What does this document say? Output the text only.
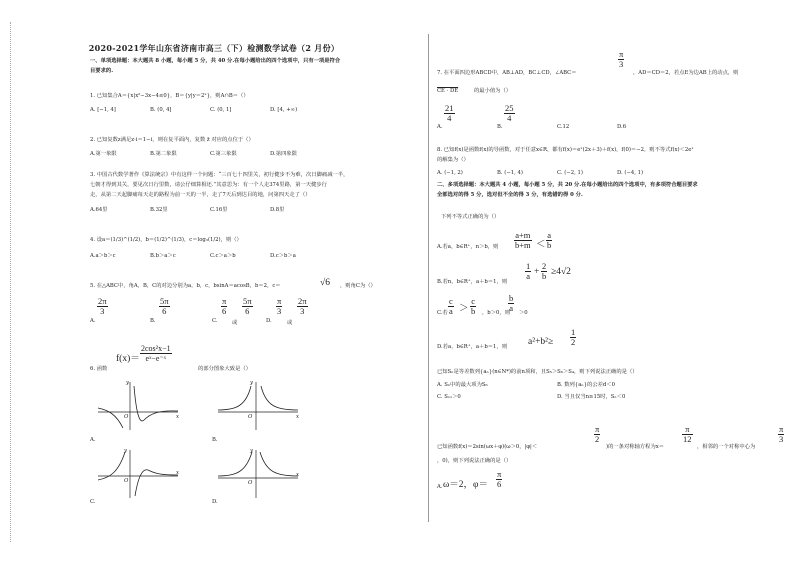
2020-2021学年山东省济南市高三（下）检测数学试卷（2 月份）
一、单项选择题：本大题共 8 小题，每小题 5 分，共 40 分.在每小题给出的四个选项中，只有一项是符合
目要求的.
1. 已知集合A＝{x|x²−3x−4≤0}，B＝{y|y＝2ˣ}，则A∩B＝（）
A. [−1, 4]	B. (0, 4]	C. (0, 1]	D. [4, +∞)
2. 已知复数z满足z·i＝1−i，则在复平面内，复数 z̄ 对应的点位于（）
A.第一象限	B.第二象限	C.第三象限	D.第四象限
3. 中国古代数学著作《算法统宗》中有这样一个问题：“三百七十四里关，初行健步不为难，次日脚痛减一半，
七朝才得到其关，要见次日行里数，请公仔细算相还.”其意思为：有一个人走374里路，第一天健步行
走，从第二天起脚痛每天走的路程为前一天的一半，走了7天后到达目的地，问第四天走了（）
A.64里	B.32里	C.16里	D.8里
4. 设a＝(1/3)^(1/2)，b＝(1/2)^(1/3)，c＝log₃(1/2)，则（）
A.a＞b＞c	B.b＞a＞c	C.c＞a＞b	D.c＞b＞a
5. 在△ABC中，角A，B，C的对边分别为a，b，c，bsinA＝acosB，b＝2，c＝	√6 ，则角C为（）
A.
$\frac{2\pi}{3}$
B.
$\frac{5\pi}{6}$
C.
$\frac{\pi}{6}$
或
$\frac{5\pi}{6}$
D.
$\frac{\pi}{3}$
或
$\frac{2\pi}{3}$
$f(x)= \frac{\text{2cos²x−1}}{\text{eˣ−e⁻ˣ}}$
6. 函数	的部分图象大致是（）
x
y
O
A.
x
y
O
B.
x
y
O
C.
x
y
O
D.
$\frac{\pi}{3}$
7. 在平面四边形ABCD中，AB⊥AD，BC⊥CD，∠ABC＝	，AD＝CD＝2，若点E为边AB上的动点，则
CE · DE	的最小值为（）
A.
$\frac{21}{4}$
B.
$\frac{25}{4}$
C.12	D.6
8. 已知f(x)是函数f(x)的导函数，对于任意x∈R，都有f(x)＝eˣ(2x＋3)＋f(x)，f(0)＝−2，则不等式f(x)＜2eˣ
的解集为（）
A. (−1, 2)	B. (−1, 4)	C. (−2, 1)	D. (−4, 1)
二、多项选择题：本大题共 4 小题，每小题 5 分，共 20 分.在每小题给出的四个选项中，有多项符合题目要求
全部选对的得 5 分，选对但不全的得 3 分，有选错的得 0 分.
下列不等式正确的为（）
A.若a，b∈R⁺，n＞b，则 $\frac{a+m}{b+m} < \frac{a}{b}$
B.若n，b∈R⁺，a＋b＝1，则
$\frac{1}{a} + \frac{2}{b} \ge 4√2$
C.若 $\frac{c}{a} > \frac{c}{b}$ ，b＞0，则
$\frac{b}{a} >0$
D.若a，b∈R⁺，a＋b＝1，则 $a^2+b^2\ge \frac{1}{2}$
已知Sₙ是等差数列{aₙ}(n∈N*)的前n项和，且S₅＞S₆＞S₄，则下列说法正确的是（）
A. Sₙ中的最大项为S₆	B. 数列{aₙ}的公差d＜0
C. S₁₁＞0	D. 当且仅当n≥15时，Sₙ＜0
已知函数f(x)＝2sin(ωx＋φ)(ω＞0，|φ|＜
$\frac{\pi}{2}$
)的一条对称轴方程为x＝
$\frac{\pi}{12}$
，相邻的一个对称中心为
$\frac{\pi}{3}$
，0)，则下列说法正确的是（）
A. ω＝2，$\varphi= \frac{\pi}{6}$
+-------+
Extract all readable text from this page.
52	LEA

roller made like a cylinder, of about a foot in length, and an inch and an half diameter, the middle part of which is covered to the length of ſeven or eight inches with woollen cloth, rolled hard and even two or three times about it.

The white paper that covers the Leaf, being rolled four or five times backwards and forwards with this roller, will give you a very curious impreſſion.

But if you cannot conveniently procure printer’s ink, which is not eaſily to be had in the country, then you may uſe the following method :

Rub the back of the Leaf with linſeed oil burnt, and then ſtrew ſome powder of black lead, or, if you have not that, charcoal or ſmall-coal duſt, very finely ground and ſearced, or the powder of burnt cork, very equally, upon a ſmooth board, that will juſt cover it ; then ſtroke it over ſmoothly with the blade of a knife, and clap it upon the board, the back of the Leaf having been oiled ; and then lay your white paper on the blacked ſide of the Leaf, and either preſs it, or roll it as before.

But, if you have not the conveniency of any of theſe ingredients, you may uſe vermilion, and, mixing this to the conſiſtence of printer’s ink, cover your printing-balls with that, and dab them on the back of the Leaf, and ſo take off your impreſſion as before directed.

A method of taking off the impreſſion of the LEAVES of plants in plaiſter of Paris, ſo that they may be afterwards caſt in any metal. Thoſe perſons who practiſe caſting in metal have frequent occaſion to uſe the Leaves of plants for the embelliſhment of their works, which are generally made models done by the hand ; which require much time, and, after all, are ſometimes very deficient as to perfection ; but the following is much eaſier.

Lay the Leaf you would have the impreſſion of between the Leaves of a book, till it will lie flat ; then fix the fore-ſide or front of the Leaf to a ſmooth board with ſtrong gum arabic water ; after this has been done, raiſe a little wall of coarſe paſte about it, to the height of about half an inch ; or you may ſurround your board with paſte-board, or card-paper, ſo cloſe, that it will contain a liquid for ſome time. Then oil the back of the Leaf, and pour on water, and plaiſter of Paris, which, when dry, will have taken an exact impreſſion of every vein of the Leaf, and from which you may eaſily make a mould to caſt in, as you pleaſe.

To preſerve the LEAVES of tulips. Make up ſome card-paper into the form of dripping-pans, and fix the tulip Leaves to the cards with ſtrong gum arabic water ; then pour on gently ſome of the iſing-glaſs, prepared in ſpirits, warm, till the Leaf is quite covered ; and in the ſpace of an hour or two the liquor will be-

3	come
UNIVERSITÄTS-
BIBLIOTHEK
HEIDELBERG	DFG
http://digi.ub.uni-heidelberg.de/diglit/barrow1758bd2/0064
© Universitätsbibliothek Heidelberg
+-------+
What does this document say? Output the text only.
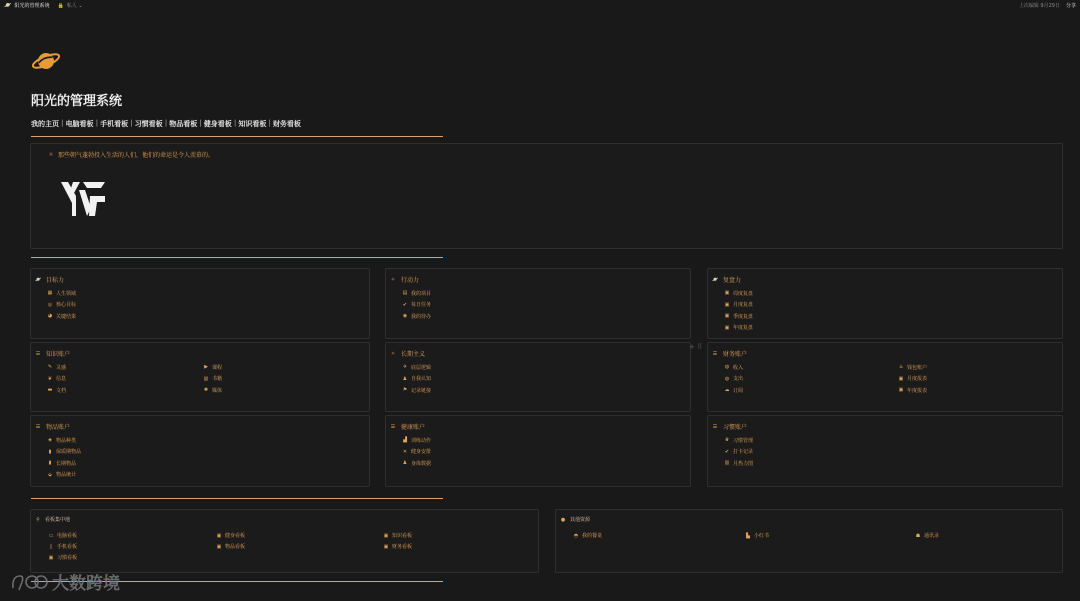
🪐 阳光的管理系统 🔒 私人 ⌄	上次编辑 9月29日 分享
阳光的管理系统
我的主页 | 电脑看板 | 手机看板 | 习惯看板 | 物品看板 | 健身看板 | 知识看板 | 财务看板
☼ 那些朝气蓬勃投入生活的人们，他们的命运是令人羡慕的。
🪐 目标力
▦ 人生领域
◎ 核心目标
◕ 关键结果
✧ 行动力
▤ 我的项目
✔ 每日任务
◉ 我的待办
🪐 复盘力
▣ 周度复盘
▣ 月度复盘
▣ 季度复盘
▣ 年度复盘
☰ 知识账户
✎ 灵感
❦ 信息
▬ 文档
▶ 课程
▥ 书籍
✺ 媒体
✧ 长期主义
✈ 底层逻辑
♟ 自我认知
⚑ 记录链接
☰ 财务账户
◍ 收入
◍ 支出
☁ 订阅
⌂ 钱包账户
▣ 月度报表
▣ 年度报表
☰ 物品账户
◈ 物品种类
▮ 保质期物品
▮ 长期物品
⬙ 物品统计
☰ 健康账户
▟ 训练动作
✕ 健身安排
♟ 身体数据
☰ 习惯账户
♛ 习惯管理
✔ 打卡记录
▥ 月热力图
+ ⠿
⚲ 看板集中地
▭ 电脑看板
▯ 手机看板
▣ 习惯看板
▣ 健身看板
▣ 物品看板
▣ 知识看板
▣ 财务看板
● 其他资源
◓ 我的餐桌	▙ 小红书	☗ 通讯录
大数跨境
+-------+
▶ What is needed: Copy every line that contains the string "text".

▶ Written solution:
What does this document say? Output the text only.
$f(x)= \frac{\text{2cos²x−1}}{\text{eˣ−e⁻ˣ}}$
Extract all readable text from this page.
What does this document say? Output the text only.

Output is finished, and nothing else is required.